## Your objective
Write every line of the material out exactly as shown.

## Given information
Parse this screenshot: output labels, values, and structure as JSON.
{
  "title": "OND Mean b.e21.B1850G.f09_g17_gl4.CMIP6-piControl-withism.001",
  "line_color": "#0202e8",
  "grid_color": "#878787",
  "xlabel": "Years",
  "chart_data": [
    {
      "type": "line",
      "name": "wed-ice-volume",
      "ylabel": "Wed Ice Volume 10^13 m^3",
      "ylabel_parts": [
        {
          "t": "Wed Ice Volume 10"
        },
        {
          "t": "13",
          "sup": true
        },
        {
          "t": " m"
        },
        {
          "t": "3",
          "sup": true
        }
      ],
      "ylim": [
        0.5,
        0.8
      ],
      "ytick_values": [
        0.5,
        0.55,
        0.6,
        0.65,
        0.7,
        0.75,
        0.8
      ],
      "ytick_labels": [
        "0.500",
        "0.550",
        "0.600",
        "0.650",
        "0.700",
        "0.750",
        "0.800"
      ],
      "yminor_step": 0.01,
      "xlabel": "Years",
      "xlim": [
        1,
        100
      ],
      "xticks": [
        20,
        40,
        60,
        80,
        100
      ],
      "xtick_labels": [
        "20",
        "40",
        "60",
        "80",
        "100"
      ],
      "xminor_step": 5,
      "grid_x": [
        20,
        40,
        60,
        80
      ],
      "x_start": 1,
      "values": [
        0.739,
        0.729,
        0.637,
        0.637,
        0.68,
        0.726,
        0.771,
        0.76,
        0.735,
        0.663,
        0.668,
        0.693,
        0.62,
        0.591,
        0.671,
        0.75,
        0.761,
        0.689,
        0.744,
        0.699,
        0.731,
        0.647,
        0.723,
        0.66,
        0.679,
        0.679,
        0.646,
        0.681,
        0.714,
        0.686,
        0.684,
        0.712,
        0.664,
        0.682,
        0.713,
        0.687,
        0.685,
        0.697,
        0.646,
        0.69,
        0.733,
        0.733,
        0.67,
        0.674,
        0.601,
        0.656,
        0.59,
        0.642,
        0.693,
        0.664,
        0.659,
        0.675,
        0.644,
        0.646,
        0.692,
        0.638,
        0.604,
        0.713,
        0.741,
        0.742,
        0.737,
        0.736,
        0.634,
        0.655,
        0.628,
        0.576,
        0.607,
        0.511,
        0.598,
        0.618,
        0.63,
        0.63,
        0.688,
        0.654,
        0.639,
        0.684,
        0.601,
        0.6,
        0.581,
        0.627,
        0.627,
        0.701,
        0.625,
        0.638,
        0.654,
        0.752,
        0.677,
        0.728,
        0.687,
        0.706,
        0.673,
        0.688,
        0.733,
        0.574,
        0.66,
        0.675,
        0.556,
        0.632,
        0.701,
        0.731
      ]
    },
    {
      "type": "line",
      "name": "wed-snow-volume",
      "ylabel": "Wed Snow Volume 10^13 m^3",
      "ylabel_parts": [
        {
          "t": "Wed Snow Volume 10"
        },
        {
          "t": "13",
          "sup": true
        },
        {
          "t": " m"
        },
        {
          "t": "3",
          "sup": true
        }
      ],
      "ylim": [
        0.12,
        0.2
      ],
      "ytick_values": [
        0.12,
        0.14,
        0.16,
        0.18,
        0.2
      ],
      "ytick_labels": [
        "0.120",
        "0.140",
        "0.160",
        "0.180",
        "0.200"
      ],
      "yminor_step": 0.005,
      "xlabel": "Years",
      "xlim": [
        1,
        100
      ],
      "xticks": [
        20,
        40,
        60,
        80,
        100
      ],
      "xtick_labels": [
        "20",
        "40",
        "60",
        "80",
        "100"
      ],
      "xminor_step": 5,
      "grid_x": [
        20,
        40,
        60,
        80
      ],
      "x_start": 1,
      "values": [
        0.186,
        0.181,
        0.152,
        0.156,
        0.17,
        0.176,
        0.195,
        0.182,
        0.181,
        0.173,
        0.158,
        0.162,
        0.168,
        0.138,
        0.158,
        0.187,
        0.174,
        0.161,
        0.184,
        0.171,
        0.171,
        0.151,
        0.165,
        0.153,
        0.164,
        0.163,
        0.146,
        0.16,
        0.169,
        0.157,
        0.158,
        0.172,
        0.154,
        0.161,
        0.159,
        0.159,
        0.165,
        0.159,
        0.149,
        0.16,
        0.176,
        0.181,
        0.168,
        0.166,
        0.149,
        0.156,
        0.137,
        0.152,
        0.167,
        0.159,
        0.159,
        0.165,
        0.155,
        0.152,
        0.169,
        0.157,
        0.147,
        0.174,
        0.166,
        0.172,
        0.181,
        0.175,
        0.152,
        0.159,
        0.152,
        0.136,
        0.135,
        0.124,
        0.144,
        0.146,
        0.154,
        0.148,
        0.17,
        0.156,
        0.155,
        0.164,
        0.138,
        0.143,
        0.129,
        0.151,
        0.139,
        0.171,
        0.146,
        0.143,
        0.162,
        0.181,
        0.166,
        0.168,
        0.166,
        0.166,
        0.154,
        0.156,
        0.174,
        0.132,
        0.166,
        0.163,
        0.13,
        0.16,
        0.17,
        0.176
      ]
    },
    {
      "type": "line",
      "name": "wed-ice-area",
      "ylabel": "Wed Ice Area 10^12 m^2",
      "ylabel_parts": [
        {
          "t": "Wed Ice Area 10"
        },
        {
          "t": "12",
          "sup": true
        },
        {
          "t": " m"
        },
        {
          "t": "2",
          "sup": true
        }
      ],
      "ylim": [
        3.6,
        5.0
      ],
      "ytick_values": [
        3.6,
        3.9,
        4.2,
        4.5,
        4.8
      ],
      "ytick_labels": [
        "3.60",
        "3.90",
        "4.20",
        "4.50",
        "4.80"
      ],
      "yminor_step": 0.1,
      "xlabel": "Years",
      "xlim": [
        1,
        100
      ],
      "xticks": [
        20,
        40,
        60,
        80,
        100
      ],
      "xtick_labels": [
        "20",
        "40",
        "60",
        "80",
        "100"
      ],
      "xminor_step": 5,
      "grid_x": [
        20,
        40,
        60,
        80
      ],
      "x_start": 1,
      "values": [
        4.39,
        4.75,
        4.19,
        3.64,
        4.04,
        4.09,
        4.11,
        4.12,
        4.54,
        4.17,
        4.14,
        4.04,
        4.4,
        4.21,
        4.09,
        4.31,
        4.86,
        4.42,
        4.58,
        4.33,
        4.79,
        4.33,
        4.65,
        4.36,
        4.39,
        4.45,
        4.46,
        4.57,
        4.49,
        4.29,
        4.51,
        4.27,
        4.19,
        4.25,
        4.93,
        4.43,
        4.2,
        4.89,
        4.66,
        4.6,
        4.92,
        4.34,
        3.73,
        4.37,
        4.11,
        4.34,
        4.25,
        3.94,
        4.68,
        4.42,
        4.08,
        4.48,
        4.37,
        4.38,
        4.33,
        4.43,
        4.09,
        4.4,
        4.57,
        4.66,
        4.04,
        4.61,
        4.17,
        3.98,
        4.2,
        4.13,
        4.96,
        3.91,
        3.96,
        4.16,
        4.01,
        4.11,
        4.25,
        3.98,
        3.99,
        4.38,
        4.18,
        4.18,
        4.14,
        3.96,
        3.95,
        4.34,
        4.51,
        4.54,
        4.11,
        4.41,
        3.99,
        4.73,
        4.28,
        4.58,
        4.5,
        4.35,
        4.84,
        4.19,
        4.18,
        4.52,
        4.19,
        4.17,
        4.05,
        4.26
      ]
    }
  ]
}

## Answer to the problem
Parse this screenshot: output labels, values, and structure as JSON.
{
  "title": "OND Mean b.e21.B1850G.f09_g17_gl4.CMIP6-piControl-withism.001",
  "line_color": "#0202e8",
  "grid_color": "#878787",
  "xlabel": "Years",
  "chart_data": [
    {
      "type": "line",
      "name": "wed-ice-volume",
      "ylabel": "Wed Ice Volume 10^13 m^3",
      "ylabel_parts": [
        {
          "t": "Wed Ice Volume 10"
        },
        {
          "t": "13",
          "sup": true
        },
        {
          "t": " m"
        },
        {
          "t": "3",
          "sup": true
        }
      ],
      "ylim": [
        0.5,
        0.8
      ],
      "ytick_values": [
        0.5,
        0.55,
        0.6,
        0.65,
        0.7,
        0.75,
        0.8
      ],
      "ytick_labels": [
        "0.500",
        "0.550",
        "0.600",
        "0.650",
        "0.700",
        "0.750",
        "0.800"
      ],
      "yminor_step": 0.01,
      "xlabel": "Years",
      "xlim": [
        1,
        100
      ],
      "xticks": [
        20,
        40,
        60,
        80,
        100
      ],
      "xtick_labels": [
        "20",
        "40",
        "60",
        "80",
        "100"
      ],
      "xminor_step": 5,
      "grid_x": [
        20,
        40,
        60,
        80
      ],
      "x_start": 1,
      "values": [
        0.739,
        0.729,
        0.637,
        0.637,
        0.68,
        0.726,
        0.771,
        0.76,
        0.735,
        0.663,
        0.668,
        0.693,
        0.62,
        0.591,
        0.671,
        0.75,
        0.761,
        0.689,
        0.744,
        0.699,
        0.731,
        0.647,
        0.723,
        0.66,
        0.679,
        0.679,
        0.646,
        0.681,
        0.714,
        0.686,
        0.684,
        0.712,
        0.664,
        0.682,
        0.713,
        0.687,
        0.685,
        0.697,
        0.646,
        0.69,
        0.733,
        0.733,
        0.67,
        0.674,
        0.601,
        0.656,
        0.59,
        0.642,
        0.693,
        0.664,
        0.659,
        0.675,
        0.644,
        0.646,
        0.692,
        0.638,
        0.604,
        0.713,
        0.741,
        0.742,
        0.737,
        0.736,
        0.634,
        0.655,
        0.628,
        0.576,
        0.607,
        0.511,
        0.598,
        0.618,
        0.63,
        0.63,
        0.688,
        0.654,
        0.639,
        0.684,
        0.601,
        0.6,
        0.581,
        0.627,
        0.627,
        0.701,
        0.625,
        0.638,
        0.654,
        0.752,
        0.677,
        0.728,
        0.687,
        0.706,
        0.673,
        0.688,
        0.733,
        0.574,
        0.66,
        0.675,
        0.556,
        0.632,
        0.701,
        0.731
      ]
    },
    {
      "type": "line",
      "name": "wed-snow-volume",
      "ylabel": "Wed Snow Volume 10^13 m^3",
      "ylabel_parts": [
        {
          "t": "Wed Snow Volume 10"
        },
        {
          "t": "13",
          "sup": true
        },
        {
          "t": " m"
        },
        {
          "t": "3",
          "sup": true
        }
      ],
      "ylim": [
        0.12,
        0.2
      ],
      "ytick_values": [
        0.12,
        0.14,
        0.16,
        0.18,
        0.2
      ],
      "ytick_labels": [
        "0.120",
        "0.140",
        "0.160",
        "0.180",
        "0.200"
      ],
      "yminor_step": 0.005,
      "xlabel": "Years",
      "xlim": [
        1,
        100
      ],
      "xticks": [
        20,
        40,
        60,
        80,
        100
      ],
      "xtick_labels": [
        "20",
        "40",
        "60",
        "80",
        "100"
      ],
      "xminor_step": 5,
      "grid_x": [
        20,
        40,
        60,
        80
      ],
      "x_start": 1,
      "values": [
        0.186,
        0.181,
        0.152,
        0.156,
        0.17,
        0.176,
        0.195,
        0.182,
        0.181,
        0.173,
        0.158,
        0.162,
        0.168,
        0.138,
        0.158,
        0.187,
        0.174,
        0.161,
        0.184,
        0.171,
        0.171,
        0.151,
        0.165,
        0.153,
        0.164,
        0.163,
        0.146,
        0.16,
        0.169,
        0.157,
        0.158,
        0.172,
        0.154,
        0.161,
        0.159,
        0.159,
        0.165,
        0.159,
        0.149,
        0.16,
        0.176,
        0.181,
        0.168,
        0.166,
        0.149,
        0.156,
        0.137,
        0.152,
        0.167,
        0.159,
        0.159,
        0.165,
        0.155,
        0.152,
        0.169,
        0.157,
        0.147,
        0.174,
        0.166,
        0.172,
        0.181,
        0.175,
        0.152,
        0.159,
        0.152,
        0.136,
        0.135,
        0.124,
        0.144,
        0.146,
        0.154,
        0.148,
        0.17,
        0.156,
        0.155,
        0.164,
        0.138,
        0.143,
        0.129,
        0.151,
        0.139,
        0.171,
        0.146,
        0.143,
        0.162,
        0.181,
        0.166,
        0.168,
        0.166,
        0.166,
        0.154,
        0.156,
        0.174,
        0.132,
        0.166,
        0.163,
        0.13,
        0.16,
        0.17,
        0.176
      ]
    },
    {
      "type": "line",
      "name": "wed-ice-area",
      "ylabel": "Wed Ice Area 10^12 m^2",
      "ylabel_parts": [
        {
          "t": "Wed Ice Area 10"
        },
        {
          "t": "12",
          "sup": true
        },
        {
          "t": " m"
        },
        {
          "t": "2",
          "sup": true
        }
      ],
      "ylim": [
        3.6,
        5.0
      ],
      "ytick_values": [
        3.6,
        3.9,
        4.2,
        4.5,
        4.8
      ],
      "ytick_labels": [
        "3.60",
        "3.90",
        "4.20",
        "4.50",
        "4.80"
      ],
      "yminor_step": 0.1,
      "xlabel": "Years",
      "xlim": [
        1,
        100
      ],
      "xticks": [
        20,
        40,
        60,
        80,
        100
      ],
      "xtick_labels": [
        "20",
        "40",
        "60",
        "80",
        "100"
      ],
      "xminor_step": 5,
      "grid_x": [
        20,
        40,
        60,
        80
      ],
      "x_start": 1,
      "values": [
        4.39,
        4.75,
        4.19,
        3.64,
        4.04,
        4.09,
        4.11,
        4.12,
        4.54,
        4.17,
        4.14,
        4.04,
        4.4,
        4.21,
        4.09,
        4.31,
        4.86,
        4.42,
        4.58,
        4.33,
        4.79,
        4.33,
        4.65,
        4.36,
        4.39,
        4.45,
        4.46,
        4.57,
        4.49,
        4.29,
        4.51,
        4.27,
        4.19,
        4.25,
        4.93,
        4.43,
        4.2,
        4.89,
        4.66,
        4.6,
        4.92,
        4.34,
        3.73,
        4.37,
        4.11,
        4.34,
        4.25,
        3.94,
        4.68,
        4.42,
        4.08,
        4.48,
        4.37,
        4.38,
        4.33,
        4.43,
        4.09,
        4.4,
        4.57,
        4.66,
        4.04,
        4.61,
        4.17,
        3.98,
        4.2,
        4.13,
        4.96,
        3.91,
        3.96,
        4.16,
        4.01,
        4.11,
        4.25,
        3.98,
        3.99,
        4.38,
        4.18,
        4.18,
        4.14,
        3.96,
        3.95,
        4.34,
        4.51,
        4.54,
        4.11,
        4.41,
        3.99,
        4.73,
        4.28,
        4.58,
        4.5,
        4.35,
        4.84,
        4.19,
        4.18,
        4.52,
        4.19,
        4.17,
        4.05,
        4.26
      ]
    }
  ]
}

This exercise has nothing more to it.